[Stated exercise]: Identify every line containing the word "Milano" and reproduce each one.

::::::::

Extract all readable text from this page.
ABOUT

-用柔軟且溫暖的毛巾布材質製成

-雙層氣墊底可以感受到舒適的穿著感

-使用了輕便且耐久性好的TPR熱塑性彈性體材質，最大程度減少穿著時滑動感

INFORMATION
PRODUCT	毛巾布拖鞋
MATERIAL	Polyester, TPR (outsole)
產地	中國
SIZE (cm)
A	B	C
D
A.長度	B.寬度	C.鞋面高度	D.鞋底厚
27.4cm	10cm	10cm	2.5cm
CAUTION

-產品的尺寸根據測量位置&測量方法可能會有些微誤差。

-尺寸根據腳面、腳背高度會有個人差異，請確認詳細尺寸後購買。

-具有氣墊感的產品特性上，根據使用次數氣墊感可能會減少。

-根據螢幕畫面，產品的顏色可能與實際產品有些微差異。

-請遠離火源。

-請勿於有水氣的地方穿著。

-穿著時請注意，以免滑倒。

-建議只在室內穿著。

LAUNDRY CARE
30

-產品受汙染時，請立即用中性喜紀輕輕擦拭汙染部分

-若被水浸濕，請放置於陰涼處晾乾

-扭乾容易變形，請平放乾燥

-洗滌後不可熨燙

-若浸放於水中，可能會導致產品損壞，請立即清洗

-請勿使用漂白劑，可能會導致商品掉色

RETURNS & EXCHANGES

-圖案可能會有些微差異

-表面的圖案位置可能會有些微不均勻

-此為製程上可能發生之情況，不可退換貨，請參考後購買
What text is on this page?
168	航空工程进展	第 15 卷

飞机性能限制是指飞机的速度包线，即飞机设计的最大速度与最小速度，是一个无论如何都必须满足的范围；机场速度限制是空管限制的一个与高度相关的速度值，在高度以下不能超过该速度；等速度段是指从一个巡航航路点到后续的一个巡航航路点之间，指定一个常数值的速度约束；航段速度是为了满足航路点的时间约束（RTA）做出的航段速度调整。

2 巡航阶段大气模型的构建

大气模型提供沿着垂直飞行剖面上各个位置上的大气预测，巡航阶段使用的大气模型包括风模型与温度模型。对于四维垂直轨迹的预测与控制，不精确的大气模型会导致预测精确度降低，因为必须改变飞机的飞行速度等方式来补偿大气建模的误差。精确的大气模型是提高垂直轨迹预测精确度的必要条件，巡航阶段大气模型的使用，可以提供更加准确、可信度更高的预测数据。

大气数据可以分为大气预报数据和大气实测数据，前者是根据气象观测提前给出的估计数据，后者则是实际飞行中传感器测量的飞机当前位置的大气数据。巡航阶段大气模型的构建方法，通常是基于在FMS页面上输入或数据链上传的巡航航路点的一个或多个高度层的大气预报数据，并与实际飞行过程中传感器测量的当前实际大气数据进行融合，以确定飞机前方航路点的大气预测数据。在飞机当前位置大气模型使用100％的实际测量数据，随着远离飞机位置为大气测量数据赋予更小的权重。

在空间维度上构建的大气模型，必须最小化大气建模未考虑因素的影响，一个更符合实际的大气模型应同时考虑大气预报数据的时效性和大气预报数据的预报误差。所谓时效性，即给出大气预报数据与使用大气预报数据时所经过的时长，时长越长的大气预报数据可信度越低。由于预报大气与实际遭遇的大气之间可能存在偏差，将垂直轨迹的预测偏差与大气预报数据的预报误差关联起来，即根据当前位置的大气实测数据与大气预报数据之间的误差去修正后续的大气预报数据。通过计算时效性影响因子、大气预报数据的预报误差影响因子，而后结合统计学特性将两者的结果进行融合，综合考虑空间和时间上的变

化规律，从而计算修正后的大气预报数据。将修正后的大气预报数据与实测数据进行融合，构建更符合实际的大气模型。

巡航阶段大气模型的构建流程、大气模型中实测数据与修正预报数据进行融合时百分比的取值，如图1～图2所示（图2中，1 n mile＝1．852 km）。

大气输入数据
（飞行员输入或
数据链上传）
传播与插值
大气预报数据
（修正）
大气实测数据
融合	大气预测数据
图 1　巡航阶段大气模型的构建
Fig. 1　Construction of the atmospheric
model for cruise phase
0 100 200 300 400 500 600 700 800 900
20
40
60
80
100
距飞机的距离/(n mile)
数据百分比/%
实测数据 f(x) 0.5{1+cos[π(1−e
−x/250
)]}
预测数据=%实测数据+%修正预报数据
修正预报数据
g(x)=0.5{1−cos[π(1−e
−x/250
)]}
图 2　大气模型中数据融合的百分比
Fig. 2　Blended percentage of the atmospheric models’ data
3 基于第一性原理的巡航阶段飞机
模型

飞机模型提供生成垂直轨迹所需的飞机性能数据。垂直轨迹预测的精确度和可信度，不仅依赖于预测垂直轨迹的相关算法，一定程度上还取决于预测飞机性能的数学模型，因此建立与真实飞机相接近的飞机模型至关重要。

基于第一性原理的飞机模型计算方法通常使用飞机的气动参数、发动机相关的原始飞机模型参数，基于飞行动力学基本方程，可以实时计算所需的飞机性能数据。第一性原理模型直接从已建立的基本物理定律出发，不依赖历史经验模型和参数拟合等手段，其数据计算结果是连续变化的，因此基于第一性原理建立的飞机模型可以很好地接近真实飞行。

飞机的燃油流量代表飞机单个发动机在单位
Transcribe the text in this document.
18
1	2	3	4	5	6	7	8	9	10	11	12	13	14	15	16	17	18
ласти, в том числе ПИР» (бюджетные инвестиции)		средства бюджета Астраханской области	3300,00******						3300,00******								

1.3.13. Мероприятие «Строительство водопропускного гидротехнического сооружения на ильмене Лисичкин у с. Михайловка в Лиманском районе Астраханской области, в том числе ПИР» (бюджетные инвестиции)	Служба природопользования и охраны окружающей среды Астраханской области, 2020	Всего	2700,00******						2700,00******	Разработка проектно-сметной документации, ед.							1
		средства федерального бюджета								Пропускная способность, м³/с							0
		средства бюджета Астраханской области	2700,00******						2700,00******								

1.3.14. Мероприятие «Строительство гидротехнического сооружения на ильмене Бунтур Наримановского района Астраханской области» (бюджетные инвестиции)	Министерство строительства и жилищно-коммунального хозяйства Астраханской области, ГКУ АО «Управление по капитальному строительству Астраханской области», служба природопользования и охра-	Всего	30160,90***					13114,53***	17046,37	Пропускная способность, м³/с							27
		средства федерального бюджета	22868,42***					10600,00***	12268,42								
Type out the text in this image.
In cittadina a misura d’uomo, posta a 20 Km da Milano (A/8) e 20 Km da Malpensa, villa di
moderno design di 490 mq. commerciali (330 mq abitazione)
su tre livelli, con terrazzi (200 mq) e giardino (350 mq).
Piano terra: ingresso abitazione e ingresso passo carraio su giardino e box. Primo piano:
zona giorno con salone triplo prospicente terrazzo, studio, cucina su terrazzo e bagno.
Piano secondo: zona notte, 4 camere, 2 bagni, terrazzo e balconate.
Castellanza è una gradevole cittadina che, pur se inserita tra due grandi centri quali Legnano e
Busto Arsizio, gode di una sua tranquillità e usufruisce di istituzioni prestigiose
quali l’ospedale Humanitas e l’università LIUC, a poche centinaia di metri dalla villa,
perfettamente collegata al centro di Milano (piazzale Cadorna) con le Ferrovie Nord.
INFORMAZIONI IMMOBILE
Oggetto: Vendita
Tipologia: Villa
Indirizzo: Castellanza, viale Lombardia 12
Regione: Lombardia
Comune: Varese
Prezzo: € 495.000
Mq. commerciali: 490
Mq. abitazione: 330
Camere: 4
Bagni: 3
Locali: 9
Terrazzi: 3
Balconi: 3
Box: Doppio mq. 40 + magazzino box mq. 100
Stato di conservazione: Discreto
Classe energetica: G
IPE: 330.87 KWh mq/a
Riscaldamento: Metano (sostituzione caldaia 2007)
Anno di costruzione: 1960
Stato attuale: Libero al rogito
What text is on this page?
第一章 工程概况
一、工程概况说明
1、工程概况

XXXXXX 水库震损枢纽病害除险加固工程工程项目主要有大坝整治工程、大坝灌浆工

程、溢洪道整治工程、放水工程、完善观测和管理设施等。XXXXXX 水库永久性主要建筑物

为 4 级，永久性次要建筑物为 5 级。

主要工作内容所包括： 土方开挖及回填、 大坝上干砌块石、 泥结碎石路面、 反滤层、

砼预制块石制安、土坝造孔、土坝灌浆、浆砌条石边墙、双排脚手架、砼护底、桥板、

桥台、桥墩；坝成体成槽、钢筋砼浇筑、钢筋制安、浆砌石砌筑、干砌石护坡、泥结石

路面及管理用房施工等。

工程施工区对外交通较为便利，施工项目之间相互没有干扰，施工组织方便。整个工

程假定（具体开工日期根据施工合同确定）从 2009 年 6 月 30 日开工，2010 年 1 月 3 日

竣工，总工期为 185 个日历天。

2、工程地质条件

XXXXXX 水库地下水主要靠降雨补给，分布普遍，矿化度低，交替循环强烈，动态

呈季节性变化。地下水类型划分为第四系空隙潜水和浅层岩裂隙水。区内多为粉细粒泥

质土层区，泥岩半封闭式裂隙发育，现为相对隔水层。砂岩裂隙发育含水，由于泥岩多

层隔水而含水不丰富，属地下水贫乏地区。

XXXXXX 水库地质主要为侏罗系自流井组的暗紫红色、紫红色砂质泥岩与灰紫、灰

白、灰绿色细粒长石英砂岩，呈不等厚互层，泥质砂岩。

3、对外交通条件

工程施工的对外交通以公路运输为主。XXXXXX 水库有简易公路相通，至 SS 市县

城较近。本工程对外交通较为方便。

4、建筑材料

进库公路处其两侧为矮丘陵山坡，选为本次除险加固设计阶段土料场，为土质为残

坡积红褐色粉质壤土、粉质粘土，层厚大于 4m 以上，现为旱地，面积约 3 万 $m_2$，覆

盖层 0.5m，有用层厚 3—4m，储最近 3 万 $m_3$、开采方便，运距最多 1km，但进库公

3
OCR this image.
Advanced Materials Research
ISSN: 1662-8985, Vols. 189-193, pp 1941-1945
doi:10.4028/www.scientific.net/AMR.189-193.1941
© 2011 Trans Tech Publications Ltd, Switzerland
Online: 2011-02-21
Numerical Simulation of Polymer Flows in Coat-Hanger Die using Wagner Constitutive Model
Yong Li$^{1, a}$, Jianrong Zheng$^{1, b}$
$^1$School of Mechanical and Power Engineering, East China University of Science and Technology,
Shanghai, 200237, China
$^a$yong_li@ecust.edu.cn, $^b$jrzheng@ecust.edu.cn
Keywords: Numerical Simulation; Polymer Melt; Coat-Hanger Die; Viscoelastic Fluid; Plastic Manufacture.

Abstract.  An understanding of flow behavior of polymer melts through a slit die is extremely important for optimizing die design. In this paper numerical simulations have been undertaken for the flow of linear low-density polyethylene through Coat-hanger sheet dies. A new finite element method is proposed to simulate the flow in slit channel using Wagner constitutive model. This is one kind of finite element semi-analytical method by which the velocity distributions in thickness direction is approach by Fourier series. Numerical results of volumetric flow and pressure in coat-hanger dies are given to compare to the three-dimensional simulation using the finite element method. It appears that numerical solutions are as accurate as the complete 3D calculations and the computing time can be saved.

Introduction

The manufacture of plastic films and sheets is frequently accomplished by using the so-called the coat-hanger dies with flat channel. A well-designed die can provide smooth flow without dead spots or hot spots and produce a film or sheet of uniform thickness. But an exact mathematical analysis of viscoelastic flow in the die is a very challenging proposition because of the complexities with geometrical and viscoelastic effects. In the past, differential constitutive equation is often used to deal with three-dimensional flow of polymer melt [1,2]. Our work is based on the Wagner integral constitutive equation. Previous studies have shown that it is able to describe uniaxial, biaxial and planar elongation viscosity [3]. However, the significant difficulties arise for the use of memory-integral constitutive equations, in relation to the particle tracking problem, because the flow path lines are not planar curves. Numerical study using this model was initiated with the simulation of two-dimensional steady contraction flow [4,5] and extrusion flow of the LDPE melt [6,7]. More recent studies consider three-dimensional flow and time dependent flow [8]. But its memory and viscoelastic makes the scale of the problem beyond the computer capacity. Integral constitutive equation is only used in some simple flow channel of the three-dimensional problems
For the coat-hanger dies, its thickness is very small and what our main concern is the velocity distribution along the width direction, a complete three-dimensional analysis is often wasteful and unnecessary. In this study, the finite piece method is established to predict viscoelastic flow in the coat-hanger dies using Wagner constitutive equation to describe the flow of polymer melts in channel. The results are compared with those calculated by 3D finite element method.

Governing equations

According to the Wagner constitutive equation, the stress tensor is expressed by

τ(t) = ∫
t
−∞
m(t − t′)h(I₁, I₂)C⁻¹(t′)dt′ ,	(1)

::::::::

[Written answer]:
In cittadina a misura d’uomo, posta a 20 Km da Milano (A/8) e 20 Km da Malpensa, villa di
perfettamente collegata al centro di Milano (piazzale Cadorna) con le Ferrovie Nord.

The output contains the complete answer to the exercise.